* _Exercise instructions_
Make a verbatim copy of the entries below; pictures stay out.

* _Working data_
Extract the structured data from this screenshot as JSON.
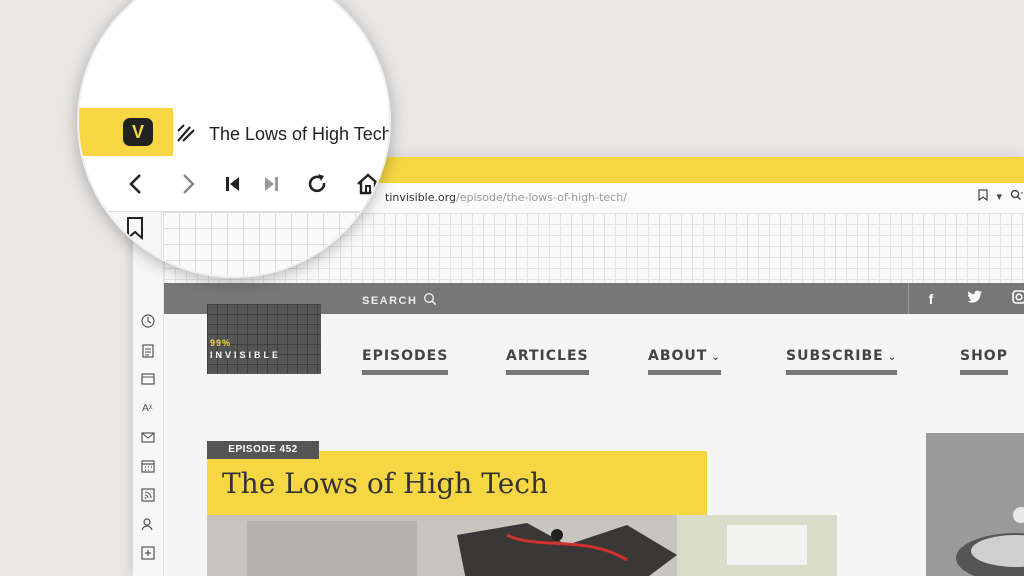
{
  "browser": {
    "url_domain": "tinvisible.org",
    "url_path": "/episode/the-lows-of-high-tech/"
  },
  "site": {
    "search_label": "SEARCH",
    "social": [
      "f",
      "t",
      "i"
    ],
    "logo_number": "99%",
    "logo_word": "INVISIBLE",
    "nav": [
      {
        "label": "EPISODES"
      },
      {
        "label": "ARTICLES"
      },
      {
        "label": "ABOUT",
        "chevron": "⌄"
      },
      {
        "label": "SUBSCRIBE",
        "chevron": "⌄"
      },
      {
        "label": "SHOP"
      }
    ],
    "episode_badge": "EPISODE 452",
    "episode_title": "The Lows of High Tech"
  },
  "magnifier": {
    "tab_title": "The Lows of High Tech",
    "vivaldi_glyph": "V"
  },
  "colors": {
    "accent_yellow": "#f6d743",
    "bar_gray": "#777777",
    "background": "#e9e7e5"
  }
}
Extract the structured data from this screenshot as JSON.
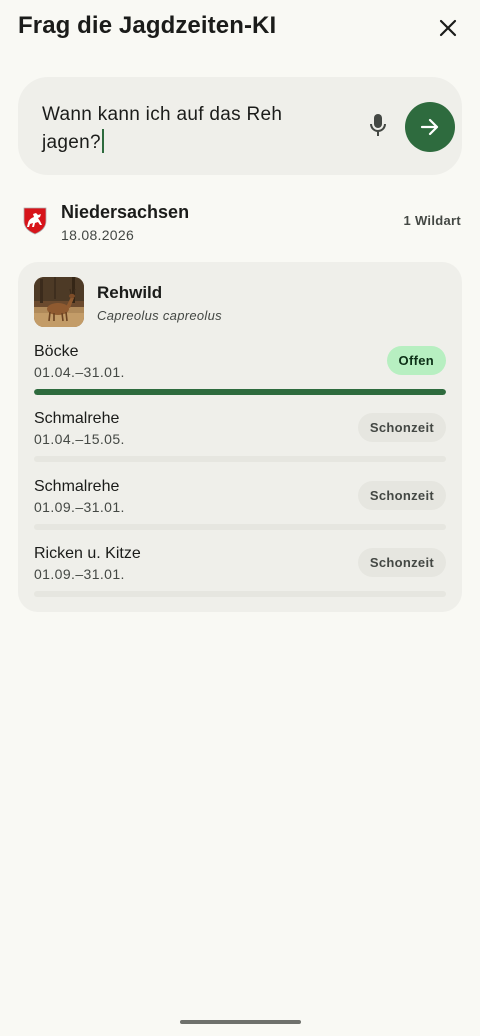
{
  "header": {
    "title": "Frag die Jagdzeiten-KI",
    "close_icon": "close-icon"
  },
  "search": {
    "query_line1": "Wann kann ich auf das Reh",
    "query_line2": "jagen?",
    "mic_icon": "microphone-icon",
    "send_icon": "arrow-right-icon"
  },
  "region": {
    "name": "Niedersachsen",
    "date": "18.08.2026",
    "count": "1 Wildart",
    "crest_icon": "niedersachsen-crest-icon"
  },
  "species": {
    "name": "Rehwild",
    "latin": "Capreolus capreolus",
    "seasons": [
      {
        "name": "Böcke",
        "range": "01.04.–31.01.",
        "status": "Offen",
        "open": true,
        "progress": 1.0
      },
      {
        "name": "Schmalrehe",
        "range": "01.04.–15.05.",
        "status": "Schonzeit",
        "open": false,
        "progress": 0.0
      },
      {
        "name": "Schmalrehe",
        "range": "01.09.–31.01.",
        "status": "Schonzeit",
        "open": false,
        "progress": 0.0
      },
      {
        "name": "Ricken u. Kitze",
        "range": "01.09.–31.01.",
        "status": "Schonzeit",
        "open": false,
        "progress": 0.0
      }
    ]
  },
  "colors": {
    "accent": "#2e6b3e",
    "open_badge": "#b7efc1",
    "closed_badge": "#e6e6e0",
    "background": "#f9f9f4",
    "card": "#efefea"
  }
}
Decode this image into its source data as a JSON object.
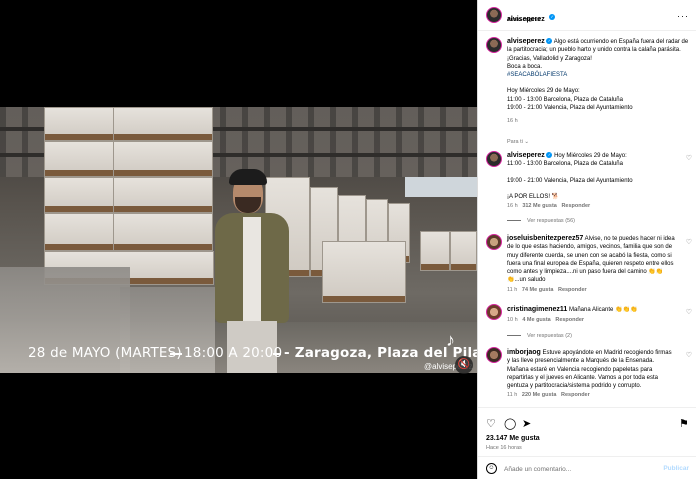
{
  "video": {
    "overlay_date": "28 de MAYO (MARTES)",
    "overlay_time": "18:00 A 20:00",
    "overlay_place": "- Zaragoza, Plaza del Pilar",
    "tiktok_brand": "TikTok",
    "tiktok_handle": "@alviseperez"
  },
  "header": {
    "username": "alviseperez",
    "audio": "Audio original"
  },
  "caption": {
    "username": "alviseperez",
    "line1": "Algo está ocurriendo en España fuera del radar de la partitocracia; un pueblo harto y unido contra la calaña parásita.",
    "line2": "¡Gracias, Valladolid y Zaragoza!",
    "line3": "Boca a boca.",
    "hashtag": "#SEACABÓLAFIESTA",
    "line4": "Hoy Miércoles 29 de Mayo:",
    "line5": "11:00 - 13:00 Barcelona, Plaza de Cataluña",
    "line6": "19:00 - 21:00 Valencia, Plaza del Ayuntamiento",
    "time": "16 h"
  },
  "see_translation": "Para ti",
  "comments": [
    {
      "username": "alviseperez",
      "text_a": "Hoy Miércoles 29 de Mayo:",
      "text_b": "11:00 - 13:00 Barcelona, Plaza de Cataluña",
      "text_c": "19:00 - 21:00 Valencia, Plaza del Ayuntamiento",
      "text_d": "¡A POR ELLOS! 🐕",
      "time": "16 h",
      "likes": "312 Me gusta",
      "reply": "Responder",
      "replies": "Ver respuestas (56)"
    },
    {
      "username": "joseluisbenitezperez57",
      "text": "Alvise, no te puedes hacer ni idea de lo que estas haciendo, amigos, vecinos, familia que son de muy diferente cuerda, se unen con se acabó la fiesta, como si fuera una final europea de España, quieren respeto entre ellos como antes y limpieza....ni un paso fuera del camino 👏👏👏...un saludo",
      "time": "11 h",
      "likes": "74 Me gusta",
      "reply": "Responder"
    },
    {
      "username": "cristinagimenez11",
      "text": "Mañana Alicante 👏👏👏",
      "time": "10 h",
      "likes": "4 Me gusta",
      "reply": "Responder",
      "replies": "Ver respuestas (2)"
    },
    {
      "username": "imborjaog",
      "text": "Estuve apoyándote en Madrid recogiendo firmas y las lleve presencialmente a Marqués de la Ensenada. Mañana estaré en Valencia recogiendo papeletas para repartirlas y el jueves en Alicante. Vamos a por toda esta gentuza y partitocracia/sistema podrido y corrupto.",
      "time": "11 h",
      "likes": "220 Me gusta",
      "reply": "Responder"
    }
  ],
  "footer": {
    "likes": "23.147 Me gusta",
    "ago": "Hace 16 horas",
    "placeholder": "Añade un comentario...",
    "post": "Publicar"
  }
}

* _Written answer_
Extract the structured data from this screenshot as JSON.
{
  "browser": {
    "url_domain": "tinvisible.org",
    "url_path": "/episode/the-lows-of-high-tech/"
  },
  "site": {
    "search_label": "SEARCH",
    "social": [
      "f",
      "t",
      "i"
    ],
    "logo_number": "99%",
    "logo_word": "INVISIBLE",
    "nav": [
      {
        "label": "EPISODES"
      },
      {
        "label": "ARTICLES"
      },
      {
        "label": "ABOUT",
        "chevron": "⌄"
      },
      {
        "label": "SUBSCRIBE",
        "chevron": "⌄"
      },
      {
        "label": "SHOP"
      }
    ],
    "episode_badge": "EPISODE 452",
    "episode_title": "The Lows of High Tech"
  },
  "magnifier": {
    "tab_title": "The Lows of High Tech",
    "vivaldi_glyph": "V"
  },
  "colors": {
    "accent_yellow": "#f6d743",
    "bar_gray": "#777777",
    "background": "#e9e7e5"
  }
}
Extract the structured data from this screenshot as JSON.
{
  "header": {
    "title": "Frag die Jagdzeiten-KI",
    "close_icon": "close-icon"
  },
  "search": {
    "query_line1": "Wann kann ich auf das Reh",
    "query_line2": "jagen?",
    "mic_icon": "microphone-icon",
    "send_icon": "arrow-right-icon"
  },
  "region": {
    "name": "Niedersachsen",
    "date": "18.08.2026",
    "count": "1 Wildart",
    "crest_icon": "niedersachsen-crest-icon"
  },
  "species": {
    "name": "Rehwild",
    "latin": "Capreolus capreolus",
    "seasons": [
      {
        "name": "Böcke",
        "range": "01.04.–31.01.",
        "status": "Offen",
        "open": true,
        "progress": 1.0
      },
      {
        "name": "Schmalrehe",
        "range": "01.04.–15.05.",
        "status": "Schonzeit",
        "open": false,
        "progress": 0.0
      },
      {
        "name": "Schmalrehe",
        "range": "01.09.–31.01.",
        "status": "Schonzeit",
        "open": false,
        "progress": 0.0
      },
      {
        "name": "Ricken u. Kitze",
        "range": "01.09.–31.01.",
        "status": "Schonzeit",
        "open": false,
        "progress": 0.0
      }
    ]
  },
  "colors": {
    "accent": "#2e6b3e",
    "open_badge": "#b7efc1",
    "closed_badge": "#e6e6e0",
    "background": "#f9f9f4",
    "card": "#efefea"
  }
}
Decode this image into its source data as a JSON object.
{
  "video": {
    "overlay_date": "28 de MAYO (MARTES)",
    "overlay_time": "18:00 A 20:00",
    "overlay_place": "- Zaragoza, Plaza del Pilar",
    "tiktok_brand": "TikTok",
    "tiktok_handle": "@alviseperez"
  },
  "header": {
    "username": "alviseperez",
    "audio": "Audio original"
  },
  "caption": {
    "username": "alviseperez",
    "line1": "Algo está ocurriendo en España fuera del radar de la partitocracia; un pueblo harto y unido contra la calaña parásita.",
    "line2": "¡Gracias, Valladolid y Zaragoza!",
    "line3": "Boca a boca.",
    "hashtag": "#SEACABÓLAFIESTA",
    "line4": "Hoy Miércoles 29 de Mayo:",
    "line5": "11:00 - 13:00 Barcelona, Plaza de Cataluña",
    "line6": "19:00 - 21:00 Valencia, Plaza del Ayuntamiento",
    "time": "16 h"
  },
  "see_translation": "Para ti",
  "comments": [
    {
      "username": "alviseperez",
      "text_a": "Hoy Miércoles 29 de Mayo:",
      "text_b": "11:00 - 13:00 Barcelona, Plaza de Cataluña",
      "text_c": "19:00 - 21:00 Valencia, Plaza del Ayuntamiento",
      "text_d": "¡A POR ELLOS! 🐕",
      "time": "16 h",
      "likes": "312 Me gusta",
      "reply": "Responder",
      "replies": "Ver respuestas (56)"
    },
    {
      "username": "joseluisbenitezperez57",
      "text": "Alvise, no te puedes hacer ni idea de lo que estas haciendo, amigos, vecinos, familia que son de muy diferente cuerda, se unen con se acabó la fiesta, como si fuera una final europea de España, quieren respeto entre ellos como antes y limpieza....ni un paso fuera del camino 👏👏👏...un saludo",
      "time": "11 h",
      "likes": "74 Me gusta",
      "reply": "Responder"
    },
    {
      "username": "cristinagimenez11",
      "text": "Mañana Alicante 👏👏👏",
      "time": "10 h",
      "likes": "4 Me gusta",
      "reply": "Responder",
      "replies": "Ver respuestas (2)"
    },
    {
      "username": "imborjaog",
      "text": "Estuve apoyándote en Madrid recogiendo firmas y las lleve presencialmente a Marqués de la Ensenada. Mañana estaré en Valencia recogiendo papeletas para repartirlas y el jueves en Alicante. Vamos a por toda esta gentuza y partitocracia/sistema podrido y corrupto.",
      "time": "11 h",
      "likes": "220 Me gusta",
      "reply": "Responder"
    }
  ],
  "footer": {
    "likes": "23.147 Me gusta",
    "ago": "Hace 16 horas",
    "placeholder": "Añade un comentario...",
    "post": "Publicar"
  }
}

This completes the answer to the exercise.